PROBLEM STATEMENT: Count the lines below that contain the word "Pajamas". Give only the number.
+++++
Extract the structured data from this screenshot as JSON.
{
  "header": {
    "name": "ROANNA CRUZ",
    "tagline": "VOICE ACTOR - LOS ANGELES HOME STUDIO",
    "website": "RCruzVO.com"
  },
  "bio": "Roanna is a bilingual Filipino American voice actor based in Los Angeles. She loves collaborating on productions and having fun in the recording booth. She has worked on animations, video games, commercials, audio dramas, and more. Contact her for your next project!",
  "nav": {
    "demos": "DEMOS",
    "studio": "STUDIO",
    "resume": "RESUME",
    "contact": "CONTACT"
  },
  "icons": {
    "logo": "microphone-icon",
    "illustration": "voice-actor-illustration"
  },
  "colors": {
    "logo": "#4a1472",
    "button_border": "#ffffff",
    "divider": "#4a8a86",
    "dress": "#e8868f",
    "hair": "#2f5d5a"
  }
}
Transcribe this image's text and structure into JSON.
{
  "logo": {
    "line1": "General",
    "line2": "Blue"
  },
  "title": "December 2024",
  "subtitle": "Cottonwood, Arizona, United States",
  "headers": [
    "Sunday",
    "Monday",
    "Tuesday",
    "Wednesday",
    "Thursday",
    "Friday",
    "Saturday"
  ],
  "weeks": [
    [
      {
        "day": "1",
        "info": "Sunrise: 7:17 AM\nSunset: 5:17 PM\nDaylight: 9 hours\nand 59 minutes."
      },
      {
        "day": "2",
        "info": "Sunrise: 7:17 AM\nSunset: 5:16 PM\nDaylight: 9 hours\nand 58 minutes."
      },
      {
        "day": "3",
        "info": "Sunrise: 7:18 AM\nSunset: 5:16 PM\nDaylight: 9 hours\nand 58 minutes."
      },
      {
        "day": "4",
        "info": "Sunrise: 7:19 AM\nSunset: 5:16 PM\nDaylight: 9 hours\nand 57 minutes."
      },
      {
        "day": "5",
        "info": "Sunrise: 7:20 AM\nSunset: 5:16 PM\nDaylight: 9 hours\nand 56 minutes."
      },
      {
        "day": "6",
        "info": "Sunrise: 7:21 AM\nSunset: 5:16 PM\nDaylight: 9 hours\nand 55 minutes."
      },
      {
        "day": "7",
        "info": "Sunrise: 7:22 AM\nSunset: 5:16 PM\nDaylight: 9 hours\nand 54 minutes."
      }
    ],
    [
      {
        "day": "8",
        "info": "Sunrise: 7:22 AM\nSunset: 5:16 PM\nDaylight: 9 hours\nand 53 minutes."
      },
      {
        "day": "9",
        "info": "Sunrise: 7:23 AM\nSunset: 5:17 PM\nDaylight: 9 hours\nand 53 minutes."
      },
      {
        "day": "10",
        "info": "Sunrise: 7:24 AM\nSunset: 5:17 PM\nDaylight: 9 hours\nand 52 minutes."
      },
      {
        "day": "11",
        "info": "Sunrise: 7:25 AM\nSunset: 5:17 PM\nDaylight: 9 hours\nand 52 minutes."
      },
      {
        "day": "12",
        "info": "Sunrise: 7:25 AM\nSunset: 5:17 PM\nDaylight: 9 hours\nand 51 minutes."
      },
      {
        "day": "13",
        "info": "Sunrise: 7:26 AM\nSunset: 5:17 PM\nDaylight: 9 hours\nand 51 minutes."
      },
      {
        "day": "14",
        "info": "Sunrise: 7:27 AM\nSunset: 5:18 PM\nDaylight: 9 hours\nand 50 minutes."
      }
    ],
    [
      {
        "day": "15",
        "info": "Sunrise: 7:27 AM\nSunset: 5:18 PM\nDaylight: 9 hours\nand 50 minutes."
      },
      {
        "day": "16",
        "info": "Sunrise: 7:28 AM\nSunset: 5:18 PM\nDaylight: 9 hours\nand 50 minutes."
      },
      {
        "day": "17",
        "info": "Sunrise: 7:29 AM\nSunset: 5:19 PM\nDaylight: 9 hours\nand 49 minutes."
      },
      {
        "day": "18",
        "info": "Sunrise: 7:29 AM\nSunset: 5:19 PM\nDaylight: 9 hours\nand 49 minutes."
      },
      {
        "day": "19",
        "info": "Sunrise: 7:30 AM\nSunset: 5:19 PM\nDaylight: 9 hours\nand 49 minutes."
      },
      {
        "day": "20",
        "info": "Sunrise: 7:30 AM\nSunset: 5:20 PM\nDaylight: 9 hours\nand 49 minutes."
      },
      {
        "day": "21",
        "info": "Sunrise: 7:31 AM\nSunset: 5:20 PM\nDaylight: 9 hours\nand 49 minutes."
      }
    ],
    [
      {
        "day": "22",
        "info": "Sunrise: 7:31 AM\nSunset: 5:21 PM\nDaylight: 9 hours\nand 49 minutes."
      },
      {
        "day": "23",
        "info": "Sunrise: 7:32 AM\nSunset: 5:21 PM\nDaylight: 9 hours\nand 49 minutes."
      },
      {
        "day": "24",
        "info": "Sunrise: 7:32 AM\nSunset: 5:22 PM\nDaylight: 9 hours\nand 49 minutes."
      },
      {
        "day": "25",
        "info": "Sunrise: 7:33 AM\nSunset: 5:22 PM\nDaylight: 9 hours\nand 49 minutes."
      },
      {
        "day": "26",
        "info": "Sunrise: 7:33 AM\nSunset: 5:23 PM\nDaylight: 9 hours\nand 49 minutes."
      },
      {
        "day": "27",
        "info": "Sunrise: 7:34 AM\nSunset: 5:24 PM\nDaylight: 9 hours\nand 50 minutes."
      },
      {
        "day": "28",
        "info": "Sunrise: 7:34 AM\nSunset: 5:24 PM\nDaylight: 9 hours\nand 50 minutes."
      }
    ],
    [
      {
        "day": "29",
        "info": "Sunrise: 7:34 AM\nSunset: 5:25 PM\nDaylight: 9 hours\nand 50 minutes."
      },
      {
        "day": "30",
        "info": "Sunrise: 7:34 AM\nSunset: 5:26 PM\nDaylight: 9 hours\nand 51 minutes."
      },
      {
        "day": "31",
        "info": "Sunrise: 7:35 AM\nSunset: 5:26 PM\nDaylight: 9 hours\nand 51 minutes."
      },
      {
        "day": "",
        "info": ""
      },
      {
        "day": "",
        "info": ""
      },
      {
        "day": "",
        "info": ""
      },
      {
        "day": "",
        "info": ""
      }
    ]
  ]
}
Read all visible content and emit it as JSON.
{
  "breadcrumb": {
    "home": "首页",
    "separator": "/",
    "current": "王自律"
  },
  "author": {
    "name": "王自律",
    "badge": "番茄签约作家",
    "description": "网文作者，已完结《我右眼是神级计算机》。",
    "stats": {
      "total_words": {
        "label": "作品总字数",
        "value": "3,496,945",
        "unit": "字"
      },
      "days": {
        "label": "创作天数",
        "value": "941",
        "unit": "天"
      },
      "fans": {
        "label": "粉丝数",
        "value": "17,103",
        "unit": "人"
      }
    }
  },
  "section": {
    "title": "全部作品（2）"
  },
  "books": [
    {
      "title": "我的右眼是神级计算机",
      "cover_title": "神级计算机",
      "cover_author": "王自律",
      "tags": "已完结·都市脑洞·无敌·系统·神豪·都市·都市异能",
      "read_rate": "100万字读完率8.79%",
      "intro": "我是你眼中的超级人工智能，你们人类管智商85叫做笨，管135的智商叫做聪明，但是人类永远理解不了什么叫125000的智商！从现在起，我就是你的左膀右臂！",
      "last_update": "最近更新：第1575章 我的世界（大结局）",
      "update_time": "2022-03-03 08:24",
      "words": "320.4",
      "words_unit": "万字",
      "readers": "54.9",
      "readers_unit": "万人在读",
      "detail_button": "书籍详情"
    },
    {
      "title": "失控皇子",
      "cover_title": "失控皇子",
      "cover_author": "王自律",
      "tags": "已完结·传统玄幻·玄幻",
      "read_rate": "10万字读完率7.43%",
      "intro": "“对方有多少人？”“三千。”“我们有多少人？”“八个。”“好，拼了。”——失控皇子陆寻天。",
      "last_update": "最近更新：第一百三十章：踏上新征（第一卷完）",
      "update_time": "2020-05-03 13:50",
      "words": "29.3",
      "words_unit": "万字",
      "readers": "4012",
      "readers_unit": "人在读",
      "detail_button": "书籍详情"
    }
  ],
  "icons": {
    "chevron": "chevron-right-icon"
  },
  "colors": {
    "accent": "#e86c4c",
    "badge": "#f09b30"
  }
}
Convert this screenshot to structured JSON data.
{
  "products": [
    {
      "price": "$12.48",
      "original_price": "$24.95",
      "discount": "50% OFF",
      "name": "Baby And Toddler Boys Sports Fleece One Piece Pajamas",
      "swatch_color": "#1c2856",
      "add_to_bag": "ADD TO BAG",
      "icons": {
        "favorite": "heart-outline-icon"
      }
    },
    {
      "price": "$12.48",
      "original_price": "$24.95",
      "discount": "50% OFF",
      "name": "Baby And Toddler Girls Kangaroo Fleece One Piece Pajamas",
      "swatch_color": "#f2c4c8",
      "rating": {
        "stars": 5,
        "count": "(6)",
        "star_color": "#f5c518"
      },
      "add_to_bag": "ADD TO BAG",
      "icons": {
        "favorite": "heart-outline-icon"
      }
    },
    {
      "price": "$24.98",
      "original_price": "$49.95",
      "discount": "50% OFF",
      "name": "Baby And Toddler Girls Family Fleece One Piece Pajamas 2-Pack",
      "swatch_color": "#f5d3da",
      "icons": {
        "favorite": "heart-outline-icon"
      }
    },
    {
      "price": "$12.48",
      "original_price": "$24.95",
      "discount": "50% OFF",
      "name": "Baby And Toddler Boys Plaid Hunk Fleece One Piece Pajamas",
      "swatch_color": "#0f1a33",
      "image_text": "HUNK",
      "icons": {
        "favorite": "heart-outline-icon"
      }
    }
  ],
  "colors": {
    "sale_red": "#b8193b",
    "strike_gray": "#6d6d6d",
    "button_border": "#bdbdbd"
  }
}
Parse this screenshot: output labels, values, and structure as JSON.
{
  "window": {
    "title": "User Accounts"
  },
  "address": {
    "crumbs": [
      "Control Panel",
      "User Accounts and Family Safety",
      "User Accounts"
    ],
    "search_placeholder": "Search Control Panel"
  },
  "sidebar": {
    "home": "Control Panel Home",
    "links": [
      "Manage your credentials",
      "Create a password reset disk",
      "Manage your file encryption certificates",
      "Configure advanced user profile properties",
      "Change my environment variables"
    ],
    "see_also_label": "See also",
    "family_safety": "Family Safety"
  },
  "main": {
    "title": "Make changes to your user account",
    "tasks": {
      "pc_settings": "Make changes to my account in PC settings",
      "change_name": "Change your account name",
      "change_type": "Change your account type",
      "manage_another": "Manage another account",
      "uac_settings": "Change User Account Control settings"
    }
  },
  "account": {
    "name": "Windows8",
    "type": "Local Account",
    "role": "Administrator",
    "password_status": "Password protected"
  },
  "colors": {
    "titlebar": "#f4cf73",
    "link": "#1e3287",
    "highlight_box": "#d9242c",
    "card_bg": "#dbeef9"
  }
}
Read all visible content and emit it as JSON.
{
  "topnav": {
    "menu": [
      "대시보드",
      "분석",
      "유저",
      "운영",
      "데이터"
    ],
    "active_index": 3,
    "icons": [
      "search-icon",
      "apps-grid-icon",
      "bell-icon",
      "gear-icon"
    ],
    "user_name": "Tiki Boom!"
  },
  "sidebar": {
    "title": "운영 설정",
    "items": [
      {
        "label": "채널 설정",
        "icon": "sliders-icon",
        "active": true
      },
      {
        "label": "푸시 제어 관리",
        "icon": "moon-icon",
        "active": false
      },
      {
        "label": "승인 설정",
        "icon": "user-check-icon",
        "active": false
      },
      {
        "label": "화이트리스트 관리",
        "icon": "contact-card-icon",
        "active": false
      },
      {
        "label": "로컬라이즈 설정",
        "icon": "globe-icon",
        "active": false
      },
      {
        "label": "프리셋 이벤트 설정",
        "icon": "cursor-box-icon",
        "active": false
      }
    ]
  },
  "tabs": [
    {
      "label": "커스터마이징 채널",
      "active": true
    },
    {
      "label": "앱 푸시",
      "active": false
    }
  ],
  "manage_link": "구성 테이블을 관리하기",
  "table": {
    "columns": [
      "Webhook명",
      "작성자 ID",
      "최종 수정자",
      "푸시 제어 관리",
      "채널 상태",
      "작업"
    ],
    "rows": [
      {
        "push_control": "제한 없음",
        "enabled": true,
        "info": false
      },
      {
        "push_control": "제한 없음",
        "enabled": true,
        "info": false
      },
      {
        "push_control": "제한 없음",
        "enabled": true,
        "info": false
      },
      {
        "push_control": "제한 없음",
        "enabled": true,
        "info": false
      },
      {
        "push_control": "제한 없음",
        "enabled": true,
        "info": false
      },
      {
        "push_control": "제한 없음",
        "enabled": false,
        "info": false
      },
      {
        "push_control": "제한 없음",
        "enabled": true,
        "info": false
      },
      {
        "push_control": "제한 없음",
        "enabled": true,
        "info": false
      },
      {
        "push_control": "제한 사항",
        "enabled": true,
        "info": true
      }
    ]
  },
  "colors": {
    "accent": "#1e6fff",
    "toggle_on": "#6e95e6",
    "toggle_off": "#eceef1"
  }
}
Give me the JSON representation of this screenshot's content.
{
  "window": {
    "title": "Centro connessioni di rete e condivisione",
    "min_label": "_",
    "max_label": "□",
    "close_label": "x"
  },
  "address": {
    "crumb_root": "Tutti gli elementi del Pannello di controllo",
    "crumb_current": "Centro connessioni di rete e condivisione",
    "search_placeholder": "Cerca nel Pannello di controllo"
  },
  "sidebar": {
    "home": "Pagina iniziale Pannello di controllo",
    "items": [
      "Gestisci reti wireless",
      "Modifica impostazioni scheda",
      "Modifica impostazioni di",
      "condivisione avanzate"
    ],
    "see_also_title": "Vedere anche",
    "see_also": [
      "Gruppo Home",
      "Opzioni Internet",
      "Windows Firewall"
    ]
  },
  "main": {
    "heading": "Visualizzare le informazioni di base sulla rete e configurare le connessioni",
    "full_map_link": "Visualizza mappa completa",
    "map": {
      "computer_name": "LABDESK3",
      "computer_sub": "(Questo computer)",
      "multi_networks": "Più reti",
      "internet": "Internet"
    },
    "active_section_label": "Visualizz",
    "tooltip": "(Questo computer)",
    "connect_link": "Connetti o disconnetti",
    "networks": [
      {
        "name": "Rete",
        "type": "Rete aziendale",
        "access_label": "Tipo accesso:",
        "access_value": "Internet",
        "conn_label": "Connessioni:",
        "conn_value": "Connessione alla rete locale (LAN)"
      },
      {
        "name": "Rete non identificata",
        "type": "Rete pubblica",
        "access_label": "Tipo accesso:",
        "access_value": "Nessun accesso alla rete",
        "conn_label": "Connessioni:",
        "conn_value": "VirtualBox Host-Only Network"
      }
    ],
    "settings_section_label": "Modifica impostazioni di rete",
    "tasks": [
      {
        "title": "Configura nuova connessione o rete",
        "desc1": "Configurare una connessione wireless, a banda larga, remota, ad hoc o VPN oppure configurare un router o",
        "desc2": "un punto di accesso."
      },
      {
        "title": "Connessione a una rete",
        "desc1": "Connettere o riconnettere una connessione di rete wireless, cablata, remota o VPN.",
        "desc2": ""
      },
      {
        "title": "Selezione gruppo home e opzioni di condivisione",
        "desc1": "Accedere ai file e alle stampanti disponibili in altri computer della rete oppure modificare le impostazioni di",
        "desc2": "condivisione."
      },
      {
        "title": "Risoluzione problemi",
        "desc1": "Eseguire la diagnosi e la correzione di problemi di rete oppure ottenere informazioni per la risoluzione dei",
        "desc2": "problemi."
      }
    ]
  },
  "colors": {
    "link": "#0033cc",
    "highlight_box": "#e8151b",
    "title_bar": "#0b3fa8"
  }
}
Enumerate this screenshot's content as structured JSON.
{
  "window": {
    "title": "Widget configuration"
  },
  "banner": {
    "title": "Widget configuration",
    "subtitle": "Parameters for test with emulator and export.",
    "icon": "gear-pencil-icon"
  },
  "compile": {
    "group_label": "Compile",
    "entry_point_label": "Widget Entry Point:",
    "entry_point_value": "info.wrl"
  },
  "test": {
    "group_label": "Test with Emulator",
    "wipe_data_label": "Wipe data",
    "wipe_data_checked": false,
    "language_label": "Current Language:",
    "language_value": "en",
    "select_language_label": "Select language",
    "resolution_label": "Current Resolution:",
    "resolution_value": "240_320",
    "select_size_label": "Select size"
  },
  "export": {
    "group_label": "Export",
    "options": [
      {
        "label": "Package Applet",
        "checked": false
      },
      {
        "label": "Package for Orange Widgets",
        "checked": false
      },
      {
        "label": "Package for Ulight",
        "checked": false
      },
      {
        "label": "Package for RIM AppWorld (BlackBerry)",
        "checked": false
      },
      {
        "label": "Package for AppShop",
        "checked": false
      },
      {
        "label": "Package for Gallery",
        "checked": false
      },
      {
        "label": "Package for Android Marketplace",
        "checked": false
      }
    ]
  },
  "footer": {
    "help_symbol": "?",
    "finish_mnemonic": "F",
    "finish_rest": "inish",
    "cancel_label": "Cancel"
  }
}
+++++
RESULT FOR THIS EXERCISE: 4